To test convergence of improper integral $\int_{0}^{1} \left(\log\left(\frac{1}{x}\right)\right)^m\,\mathrm dx$

Question

To test convergence of improper integral

$$\int_{0}^{1} \left(\log\left(\frac{1}{x}\right)\right)^m\,\mathrm dx$$

I made cases and I am stuck on case in which I have to check convergence for $m< 0 , x =1$ is the point of infinite discontinuity of f on $[\frac{1}{2},1]$ after splitting integral at $1/2 .$ Problem is that I use series $\frac{1}{(1-x)^r}$ to apply comparison and I am getting

$$\lim_{x \to 1}(1-x)^{-r}(\log 1/x)^m$$

So, I am getting $r$ to be less than $0.$ But in textbook they say $m < 1\,.$

Answer 1

$$ \begin{align} \int_0^1\log\left(\frac1x\right)^m\,\mathrm{d}x &=\int_1^\infty\log(x)^m\,\frac{\mathrm{d}x}{x^2}\tag{1}\\ &=\int_0^\infty x^me^{-x}\,\mathrm{d}x\tag{2}\\[6pt] &=\Gamma(m+1)\tag{3} \end{align} $$ Explanation:
$(1)$: substitute $x\mapsto\frac1x$
$(2)$: substitute $x\mapsto e^x$
$(3)$: Gamma integral

The integral in $(2)$ converges for all $m\gt-1$ and diverges for $m\le-1$.

Answer 2

Use the well-known inequality $(y-1)/y \leqslant \log y \leqslant y-1$ which is easily derived for $y \geqslant 1$ by bounding the integral $\log y = \int_1^y t^{-1} \, dt.$

For $0 < x \leqslant 1,$ we have

$$\log(1/x) \geqslant \frac{1/x-1}{1/x}= 1-x$$

If $m < 0$, then

$$[\log(1/x)]^{m} \leqslant (1-x)^m.$$

By the comparison test, the integral converges if $-1 < m < 0$.

Alternatively, using L'Hospital's rule

$$\lim_{x \to 1}\frac{\log (1/x)}{1-x} = 1,$$

and the limit comparison test applies. Hence, the integral converges if $-1 < m < 0$ and diverges if $m \leqslant -1$.

**WORK INSTRUCTIONS:**
a – Answer these three questions from the convergence thread:
(i) According to the question, what condition on m does the textbook give?
(ii) In Answer 1, for which values of m does the integral in (2) diverge?
(iii) In Answer 2, which rule is used in the alternative approach to find the limit?
b – Retype the part of the convergence thread that begins at the words "Use the well-known" and stops after "if $-1 < m < 0$.".
Answer using only the convergence thread.

**INFORMATION:**
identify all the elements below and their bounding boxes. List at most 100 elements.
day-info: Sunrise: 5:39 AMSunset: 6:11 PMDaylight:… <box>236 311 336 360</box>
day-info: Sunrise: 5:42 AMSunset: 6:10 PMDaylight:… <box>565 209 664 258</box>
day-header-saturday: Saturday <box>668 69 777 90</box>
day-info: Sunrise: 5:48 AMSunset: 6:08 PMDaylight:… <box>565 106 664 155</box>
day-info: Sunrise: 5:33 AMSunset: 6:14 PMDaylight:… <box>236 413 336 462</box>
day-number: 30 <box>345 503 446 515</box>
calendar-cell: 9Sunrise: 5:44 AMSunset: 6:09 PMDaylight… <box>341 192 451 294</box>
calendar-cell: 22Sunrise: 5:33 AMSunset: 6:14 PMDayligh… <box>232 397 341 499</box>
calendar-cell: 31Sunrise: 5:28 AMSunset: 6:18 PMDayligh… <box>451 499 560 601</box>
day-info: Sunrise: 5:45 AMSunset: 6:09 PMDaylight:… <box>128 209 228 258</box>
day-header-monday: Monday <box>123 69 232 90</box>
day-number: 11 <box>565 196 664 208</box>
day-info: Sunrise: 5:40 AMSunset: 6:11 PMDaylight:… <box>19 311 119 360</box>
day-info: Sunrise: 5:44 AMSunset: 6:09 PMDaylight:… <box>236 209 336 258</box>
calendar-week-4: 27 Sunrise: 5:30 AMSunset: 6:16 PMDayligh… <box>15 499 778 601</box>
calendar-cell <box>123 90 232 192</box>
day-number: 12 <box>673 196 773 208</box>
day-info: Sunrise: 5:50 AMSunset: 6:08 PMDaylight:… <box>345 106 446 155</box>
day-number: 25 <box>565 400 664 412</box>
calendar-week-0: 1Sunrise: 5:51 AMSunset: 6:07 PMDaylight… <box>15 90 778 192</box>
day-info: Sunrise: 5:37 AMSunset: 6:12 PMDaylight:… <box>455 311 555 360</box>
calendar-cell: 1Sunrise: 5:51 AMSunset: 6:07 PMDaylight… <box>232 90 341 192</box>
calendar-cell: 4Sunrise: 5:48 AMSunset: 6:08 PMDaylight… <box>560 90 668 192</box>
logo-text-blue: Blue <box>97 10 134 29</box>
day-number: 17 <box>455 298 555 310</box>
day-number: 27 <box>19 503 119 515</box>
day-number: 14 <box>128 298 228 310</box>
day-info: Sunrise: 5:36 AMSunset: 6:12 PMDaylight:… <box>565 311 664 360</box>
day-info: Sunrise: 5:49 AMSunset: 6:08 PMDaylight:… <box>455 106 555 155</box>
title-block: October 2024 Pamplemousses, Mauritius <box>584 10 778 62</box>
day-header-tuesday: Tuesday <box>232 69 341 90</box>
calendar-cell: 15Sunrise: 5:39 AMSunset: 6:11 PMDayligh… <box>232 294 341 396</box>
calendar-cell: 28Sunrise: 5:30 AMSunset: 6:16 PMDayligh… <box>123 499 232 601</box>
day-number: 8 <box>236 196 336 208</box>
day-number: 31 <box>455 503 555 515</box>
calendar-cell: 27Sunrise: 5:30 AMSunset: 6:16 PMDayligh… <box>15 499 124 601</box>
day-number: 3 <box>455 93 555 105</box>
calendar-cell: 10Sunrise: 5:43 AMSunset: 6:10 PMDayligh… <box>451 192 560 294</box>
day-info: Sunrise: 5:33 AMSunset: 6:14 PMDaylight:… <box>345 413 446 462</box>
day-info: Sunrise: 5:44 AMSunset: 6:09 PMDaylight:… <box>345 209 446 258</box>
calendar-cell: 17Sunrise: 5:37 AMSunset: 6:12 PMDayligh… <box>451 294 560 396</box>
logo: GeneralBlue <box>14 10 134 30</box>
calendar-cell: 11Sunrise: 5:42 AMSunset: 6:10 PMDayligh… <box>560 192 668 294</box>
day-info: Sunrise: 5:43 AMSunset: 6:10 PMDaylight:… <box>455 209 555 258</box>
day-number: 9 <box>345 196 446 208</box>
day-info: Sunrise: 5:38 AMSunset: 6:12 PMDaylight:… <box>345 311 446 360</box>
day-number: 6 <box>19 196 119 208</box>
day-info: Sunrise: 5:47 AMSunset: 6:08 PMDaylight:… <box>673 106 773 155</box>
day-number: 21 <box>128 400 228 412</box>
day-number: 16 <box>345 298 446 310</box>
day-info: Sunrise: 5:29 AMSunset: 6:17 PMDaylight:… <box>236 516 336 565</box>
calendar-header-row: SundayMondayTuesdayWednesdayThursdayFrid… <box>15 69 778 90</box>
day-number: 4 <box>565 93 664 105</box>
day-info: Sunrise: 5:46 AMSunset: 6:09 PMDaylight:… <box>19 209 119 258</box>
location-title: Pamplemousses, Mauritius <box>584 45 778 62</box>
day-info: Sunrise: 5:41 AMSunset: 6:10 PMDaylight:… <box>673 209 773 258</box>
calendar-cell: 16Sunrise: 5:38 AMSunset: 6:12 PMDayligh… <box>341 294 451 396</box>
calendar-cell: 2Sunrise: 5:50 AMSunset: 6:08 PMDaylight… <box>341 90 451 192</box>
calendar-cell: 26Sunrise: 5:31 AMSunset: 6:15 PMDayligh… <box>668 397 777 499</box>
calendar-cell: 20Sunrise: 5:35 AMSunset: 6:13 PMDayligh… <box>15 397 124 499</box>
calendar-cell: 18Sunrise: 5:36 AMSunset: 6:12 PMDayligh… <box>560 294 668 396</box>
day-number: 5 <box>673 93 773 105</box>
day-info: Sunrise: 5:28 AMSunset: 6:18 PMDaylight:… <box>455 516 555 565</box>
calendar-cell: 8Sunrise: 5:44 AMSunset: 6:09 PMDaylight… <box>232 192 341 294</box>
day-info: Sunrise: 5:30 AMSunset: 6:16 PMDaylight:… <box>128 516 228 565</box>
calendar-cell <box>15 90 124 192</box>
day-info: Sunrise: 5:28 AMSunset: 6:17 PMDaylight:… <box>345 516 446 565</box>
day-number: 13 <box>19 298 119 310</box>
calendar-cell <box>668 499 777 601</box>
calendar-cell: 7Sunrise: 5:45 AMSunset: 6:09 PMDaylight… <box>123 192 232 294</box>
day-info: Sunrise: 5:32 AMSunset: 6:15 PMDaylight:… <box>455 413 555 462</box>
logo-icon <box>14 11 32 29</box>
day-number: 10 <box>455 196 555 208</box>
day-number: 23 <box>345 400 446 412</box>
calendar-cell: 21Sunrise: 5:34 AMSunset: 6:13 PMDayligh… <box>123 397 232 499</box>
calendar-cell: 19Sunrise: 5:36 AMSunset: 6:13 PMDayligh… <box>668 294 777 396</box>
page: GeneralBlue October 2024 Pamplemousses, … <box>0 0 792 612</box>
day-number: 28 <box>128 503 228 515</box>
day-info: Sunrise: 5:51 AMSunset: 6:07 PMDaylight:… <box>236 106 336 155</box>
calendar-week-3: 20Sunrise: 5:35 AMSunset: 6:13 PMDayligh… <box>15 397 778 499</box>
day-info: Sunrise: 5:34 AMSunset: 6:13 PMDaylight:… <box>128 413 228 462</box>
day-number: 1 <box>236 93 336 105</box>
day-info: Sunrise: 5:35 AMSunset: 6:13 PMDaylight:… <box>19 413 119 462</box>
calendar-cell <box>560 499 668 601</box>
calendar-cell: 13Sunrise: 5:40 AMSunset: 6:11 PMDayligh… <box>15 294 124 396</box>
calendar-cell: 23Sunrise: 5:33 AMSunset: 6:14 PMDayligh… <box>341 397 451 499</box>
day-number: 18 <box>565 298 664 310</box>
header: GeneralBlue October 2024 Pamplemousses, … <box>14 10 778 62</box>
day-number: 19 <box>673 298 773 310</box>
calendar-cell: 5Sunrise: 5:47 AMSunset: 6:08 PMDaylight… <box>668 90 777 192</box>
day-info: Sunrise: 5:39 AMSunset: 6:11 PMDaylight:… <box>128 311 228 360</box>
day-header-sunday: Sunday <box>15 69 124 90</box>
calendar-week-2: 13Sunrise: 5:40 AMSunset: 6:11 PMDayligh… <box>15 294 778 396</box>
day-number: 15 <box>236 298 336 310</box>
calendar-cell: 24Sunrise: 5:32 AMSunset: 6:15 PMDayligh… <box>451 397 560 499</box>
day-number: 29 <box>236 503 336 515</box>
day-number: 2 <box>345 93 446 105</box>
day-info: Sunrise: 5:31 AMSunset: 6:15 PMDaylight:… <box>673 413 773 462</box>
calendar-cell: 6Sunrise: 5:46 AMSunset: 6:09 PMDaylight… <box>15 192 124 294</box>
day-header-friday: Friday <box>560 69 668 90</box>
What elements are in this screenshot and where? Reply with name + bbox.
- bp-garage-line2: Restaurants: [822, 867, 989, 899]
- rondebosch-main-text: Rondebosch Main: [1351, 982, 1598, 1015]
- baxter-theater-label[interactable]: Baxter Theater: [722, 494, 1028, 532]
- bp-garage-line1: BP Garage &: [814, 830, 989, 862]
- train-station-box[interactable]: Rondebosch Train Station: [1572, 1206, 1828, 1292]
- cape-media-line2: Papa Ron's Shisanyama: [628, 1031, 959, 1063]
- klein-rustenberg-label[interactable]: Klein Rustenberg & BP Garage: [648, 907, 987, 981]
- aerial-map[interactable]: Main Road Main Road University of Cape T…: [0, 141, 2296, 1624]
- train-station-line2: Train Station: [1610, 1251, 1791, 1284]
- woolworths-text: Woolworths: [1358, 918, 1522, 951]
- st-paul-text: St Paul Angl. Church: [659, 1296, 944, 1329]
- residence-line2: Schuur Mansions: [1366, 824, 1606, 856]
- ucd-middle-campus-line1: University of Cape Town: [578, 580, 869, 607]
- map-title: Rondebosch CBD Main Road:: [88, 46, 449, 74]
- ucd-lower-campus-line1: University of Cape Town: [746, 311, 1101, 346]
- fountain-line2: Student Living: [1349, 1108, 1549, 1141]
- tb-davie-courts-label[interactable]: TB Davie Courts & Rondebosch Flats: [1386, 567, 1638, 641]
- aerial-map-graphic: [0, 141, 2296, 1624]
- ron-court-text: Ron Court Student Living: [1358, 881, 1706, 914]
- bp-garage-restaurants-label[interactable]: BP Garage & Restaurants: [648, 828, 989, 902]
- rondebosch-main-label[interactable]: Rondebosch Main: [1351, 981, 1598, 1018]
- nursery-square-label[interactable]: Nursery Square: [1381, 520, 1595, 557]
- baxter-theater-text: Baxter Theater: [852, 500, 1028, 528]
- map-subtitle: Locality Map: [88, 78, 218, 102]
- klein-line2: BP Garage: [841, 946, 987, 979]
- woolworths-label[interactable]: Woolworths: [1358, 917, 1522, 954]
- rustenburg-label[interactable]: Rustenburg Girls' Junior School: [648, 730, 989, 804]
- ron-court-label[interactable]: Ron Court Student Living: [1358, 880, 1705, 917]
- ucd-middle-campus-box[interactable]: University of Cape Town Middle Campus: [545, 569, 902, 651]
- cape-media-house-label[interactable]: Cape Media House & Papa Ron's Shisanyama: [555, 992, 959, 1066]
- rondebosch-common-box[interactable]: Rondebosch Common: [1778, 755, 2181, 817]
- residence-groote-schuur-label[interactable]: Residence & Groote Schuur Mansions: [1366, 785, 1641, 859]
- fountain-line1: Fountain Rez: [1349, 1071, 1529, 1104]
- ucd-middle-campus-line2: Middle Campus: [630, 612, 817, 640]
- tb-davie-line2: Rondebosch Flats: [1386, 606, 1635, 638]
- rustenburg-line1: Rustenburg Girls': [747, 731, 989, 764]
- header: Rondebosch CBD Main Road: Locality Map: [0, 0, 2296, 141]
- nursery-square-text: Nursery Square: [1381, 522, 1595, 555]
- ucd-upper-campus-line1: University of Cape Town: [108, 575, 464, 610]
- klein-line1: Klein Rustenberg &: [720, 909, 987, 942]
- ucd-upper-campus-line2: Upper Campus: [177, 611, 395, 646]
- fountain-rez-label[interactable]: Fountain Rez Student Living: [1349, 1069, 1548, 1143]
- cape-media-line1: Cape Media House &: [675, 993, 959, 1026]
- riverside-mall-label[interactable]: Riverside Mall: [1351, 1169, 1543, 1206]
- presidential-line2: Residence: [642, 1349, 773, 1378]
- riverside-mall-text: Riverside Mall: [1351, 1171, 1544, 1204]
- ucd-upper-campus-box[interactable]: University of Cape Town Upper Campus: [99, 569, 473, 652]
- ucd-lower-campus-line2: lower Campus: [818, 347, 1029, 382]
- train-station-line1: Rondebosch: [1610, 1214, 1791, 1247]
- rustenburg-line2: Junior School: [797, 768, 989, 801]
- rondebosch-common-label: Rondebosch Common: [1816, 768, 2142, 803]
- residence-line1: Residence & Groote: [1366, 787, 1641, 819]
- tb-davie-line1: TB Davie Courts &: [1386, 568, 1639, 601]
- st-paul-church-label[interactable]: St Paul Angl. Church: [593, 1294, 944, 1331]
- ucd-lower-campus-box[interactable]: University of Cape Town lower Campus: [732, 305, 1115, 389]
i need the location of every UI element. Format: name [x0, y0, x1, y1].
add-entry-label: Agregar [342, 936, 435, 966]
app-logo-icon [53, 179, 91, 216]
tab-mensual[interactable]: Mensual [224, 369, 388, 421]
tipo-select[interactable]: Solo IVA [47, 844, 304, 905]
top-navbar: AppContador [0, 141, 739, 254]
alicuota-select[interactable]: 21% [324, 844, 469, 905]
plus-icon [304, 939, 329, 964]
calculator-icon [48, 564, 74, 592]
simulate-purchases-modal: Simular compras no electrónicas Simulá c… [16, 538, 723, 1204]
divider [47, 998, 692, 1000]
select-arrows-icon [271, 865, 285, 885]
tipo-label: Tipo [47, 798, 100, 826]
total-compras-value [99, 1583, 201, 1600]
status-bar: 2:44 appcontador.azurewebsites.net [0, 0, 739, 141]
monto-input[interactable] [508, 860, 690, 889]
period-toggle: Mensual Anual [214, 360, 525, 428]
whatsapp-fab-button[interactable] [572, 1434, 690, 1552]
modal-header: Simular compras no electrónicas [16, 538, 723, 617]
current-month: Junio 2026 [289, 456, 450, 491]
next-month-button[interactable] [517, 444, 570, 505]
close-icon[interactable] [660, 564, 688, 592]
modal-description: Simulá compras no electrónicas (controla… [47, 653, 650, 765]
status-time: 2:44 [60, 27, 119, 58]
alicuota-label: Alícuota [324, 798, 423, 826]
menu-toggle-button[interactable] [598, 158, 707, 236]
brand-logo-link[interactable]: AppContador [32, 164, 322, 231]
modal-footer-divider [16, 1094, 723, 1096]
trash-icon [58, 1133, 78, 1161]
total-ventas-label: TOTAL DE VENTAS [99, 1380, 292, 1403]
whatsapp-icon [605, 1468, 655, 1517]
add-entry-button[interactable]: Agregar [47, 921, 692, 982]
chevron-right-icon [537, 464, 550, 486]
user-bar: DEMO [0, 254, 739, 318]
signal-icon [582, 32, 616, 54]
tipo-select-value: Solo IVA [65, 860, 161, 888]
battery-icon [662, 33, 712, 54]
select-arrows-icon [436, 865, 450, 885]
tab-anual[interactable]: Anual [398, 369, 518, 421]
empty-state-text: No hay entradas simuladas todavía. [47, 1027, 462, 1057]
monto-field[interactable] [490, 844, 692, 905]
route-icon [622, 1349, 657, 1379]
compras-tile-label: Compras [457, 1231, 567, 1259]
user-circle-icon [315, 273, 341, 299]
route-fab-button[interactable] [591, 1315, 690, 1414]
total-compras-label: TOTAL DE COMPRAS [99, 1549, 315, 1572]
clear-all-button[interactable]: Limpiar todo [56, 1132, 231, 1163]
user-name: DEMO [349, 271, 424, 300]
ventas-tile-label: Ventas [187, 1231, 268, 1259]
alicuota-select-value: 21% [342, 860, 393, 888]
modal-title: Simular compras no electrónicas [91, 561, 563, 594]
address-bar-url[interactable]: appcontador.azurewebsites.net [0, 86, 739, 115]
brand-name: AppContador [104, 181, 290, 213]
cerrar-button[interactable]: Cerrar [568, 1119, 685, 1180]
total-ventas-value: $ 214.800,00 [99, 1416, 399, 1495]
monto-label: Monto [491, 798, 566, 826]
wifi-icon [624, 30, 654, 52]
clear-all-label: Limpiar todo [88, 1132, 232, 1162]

**TASK ANSWERS:**
a –
(i) m < 1
(ii) m ≤ −1
(iii) L'Hospital's rule

b –
Use the well-known inequality $(y-1)/y \leqslant \log y \leqslant y-1$ which is easily derived for $y \geqslant 1$ by bounding the integral $\log y = \int_1^y t^{-1} \, dt.$

For $0 < x \leqslant 1,$ we have

$$\log(1/x) \geqslant \frac{1/x-1}{1/x}= 1-x$$

If $m < 0$, then

$$[\log(1/x)]^{m} \leqslant (1-x)^m.$$

By the comparison test, the integral converges if $-1 < m < 0$.